Aim of the task:
Extract the data word for word, from its first line to the line containing "page-title: 图表33：银行二级市场国债买入力度回归中性 bbox=[102, 13, 460, 33]", including both of those lines.
* Begin *
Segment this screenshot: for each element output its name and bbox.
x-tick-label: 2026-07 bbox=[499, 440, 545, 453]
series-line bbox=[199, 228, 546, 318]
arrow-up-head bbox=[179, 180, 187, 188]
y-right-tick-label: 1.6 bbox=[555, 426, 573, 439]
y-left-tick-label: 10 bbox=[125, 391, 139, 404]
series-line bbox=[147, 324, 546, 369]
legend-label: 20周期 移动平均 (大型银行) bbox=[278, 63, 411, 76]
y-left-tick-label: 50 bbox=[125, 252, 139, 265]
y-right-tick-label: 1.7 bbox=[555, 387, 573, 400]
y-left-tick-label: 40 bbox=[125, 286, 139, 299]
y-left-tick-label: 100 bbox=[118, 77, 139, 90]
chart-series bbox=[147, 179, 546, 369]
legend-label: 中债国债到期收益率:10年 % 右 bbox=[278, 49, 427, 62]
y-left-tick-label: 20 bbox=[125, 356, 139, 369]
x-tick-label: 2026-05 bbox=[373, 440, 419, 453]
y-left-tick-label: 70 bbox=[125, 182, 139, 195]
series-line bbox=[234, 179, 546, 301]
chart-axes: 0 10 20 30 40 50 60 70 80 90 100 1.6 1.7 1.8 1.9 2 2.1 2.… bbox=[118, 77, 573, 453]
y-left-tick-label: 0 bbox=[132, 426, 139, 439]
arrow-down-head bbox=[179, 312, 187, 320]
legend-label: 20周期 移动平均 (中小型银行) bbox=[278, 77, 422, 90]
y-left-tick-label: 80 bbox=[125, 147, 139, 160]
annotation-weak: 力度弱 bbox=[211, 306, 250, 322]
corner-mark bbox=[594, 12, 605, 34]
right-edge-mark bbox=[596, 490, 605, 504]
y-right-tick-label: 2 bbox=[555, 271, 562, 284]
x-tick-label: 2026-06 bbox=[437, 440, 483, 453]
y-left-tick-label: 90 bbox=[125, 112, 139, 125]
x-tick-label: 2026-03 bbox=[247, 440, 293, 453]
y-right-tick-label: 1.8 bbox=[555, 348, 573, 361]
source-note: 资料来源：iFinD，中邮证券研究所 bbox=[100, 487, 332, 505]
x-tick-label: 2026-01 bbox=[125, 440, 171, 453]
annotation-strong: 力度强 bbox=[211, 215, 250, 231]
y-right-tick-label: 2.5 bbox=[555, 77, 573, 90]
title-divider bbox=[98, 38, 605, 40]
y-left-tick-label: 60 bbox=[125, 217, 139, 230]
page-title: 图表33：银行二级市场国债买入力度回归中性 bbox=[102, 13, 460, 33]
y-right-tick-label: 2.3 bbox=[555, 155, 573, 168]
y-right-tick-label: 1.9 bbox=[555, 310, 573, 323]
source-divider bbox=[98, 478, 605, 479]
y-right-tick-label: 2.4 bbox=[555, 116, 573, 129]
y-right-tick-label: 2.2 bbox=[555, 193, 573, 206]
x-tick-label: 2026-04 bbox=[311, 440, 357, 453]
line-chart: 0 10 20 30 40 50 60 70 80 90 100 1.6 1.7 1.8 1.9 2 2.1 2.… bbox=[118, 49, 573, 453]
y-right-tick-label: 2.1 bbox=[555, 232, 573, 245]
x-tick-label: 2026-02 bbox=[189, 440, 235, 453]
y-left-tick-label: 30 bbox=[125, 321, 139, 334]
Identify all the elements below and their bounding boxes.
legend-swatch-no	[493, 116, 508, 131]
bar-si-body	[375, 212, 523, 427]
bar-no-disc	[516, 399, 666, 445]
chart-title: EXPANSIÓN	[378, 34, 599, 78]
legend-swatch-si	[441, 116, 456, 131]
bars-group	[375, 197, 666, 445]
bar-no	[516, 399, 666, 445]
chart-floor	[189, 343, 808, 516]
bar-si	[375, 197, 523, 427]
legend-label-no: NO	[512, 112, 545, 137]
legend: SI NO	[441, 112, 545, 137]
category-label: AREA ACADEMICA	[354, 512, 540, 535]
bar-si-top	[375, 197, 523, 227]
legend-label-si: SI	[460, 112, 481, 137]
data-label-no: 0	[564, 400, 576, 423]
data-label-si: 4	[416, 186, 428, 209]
* End *
Solution:
Segment this screenshot: for each element output its name and bbox.
x-tick-label: 2026-07 bbox=[499, 440, 545, 453]
series-line bbox=[199, 228, 546, 318]
arrow-up-head bbox=[179, 180, 187, 188]
y-right-tick-label: 1.6 bbox=[555, 426, 573, 439]
y-left-tick-label: 10 bbox=[125, 391, 139, 404]
series-line bbox=[147, 324, 546, 369]
legend-label: 20周期 移动平均 (大型银行) bbox=[278, 63, 411, 76]
y-left-tick-label: 50 bbox=[125, 252, 139, 265]
y-right-tick-label: 1.7 bbox=[555, 387, 573, 400]
y-left-tick-label: 40 bbox=[125, 286, 139, 299]
y-left-tick-label: 100 bbox=[118, 77, 139, 90]
chart-series bbox=[147, 179, 546, 369]
legend-label: 中债国债到期收益率:10年 % 右 bbox=[278, 49, 427, 62]
y-left-tick-label: 20 bbox=[125, 356, 139, 369]
x-tick-label: 2026-05 bbox=[373, 440, 419, 453]
y-left-tick-label: 70 bbox=[125, 182, 139, 195]
series-line bbox=[234, 179, 546, 301]
chart-axes: 0 10 20 30 40 50 60 70 80 90 100 1.6 1.7 1.8 1.9 2 2.1 2.… bbox=[118, 77, 573, 453]
y-left-tick-label: 0 bbox=[132, 426, 139, 439]
arrow-down-head bbox=[179, 312, 187, 320]
legend-label: 20周期 移动平均 (中小型银行) bbox=[278, 77, 422, 90]
y-left-tick-label: 80 bbox=[125, 147, 139, 160]
annotation-weak: 力度弱 bbox=[211, 306, 250, 322]
corner-mark bbox=[594, 12, 605, 34]
right-edge-mark bbox=[596, 490, 605, 504]
y-right-tick-label: 2 bbox=[555, 271, 562, 284]
x-tick-label: 2026-06 bbox=[437, 440, 483, 453]
y-left-tick-label: 90 bbox=[125, 112, 139, 125]
x-tick-label: 2026-03 bbox=[247, 440, 293, 453]
y-right-tick-label: 1.8 bbox=[555, 348, 573, 361]
source-note: 资料来源：iFinD，中邮证券研究所 bbox=[100, 487, 332, 505]
x-tick-label: 2026-01 bbox=[125, 440, 171, 453]
annotation-strong: 力度强 bbox=[211, 215, 250, 231]
y-right-tick-label: 2.5 bbox=[555, 77, 573, 90]
title-divider bbox=[98, 38, 605, 40]
y-left-tick-label: 60 bbox=[125, 217, 139, 230]
page-title: 图表33：银行二级市场国债买入力度回归中性 bbox=[102, 13, 460, 33]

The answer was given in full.